_DATASET EXTRACT_:
::::::::

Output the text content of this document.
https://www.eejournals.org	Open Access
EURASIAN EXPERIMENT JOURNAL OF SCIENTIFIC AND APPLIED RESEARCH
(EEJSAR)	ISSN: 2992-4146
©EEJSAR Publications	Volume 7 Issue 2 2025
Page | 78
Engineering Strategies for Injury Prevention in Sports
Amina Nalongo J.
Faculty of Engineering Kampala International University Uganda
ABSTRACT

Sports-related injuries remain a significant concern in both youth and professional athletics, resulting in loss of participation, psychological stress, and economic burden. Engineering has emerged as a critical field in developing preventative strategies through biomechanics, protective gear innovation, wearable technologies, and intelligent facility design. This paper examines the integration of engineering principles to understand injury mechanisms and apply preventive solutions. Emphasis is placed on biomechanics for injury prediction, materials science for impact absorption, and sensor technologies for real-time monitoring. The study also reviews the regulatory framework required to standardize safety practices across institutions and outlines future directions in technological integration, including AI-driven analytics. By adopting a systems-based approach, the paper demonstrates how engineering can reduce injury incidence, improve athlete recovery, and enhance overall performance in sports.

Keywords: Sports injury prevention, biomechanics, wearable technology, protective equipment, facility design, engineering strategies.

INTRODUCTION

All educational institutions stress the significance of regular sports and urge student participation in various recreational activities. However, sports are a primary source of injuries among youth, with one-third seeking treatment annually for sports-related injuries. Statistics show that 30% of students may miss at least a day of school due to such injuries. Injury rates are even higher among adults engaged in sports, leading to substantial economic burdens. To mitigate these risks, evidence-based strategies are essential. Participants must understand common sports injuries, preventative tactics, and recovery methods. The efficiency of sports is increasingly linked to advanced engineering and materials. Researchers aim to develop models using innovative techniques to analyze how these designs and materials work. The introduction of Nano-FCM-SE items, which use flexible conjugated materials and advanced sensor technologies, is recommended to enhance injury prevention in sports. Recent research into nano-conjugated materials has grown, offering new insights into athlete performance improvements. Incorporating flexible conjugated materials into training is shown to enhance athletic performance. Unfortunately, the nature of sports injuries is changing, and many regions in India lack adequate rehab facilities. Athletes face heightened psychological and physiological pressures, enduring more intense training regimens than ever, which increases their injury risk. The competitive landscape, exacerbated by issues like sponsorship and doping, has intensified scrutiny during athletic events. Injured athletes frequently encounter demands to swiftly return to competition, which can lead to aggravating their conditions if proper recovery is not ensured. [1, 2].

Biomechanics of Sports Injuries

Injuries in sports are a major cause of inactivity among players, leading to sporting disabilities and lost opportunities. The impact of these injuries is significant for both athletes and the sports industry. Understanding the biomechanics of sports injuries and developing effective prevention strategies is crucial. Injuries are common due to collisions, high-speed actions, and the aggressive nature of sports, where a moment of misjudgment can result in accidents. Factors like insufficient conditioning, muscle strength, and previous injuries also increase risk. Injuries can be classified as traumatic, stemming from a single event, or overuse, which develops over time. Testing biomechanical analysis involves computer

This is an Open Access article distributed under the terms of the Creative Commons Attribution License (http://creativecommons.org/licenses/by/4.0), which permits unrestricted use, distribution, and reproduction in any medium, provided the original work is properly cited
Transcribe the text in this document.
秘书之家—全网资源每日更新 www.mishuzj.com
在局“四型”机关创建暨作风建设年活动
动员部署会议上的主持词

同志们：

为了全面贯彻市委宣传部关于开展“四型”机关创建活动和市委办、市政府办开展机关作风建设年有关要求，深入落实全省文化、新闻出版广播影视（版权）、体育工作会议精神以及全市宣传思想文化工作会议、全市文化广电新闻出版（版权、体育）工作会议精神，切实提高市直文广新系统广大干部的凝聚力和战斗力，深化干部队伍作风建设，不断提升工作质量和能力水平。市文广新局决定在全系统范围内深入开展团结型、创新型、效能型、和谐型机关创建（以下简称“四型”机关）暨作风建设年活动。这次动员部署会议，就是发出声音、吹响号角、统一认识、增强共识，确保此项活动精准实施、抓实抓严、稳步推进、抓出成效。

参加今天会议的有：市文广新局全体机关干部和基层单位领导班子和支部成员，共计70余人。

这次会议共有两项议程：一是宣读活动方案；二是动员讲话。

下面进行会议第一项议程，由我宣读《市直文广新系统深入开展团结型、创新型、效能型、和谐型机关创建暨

::::::::

_EXERCISE OBJECTIVE_:
Repeat only the stretch of lines that opens with the line containing "Transcribe the text in this document." and closes with the final line of the entries, both included, exactly as written.

_WRITTEN REPLY_:
Transcribe the text in this document.
秘书之家—全网资源每日更新 www.mishuzj.com
在局“四型”机关创建暨作风建设年活动
动员部署会议上的主持词

同志们：

为了全面贯彻市委宣传部关于开展“四型”机关创建活动和市委办、市政府办开展机关作风建设年有关要求，深入落实全省文化、新闻出版广播影视（版权）、体育工作会议精神以及全市宣传思想文化工作会议、全市文化广电新闻出版（版权、体育）工作会议精神，切实提高市直文广新系统广大干部的凝聚力和战斗力，深化干部队伍作风建设，不断提升工作质量和能力水平。市文广新局决定在全系统范围内深入开展团结型、创新型、效能型、和谐型机关创建（以下简称“四型”机关）暨作风建设年活动。这次动员部署会议，就是发出声音、吹响号角、统一认识、增强共识，确保此项活动精准实施、抓实抓严、稳步推进、抓出成效。

参加今天会议的有：市文广新局全体机关干部和基层单位领导班子和支部成员，共计70余人。

这次会议共有两项议程：一是宣读活动方案；二是动员讲话。

下面进行会议第一项议程，由我宣读《市直文广新系统深入开展团结型、创新型、效能型、和谐型机关创建暨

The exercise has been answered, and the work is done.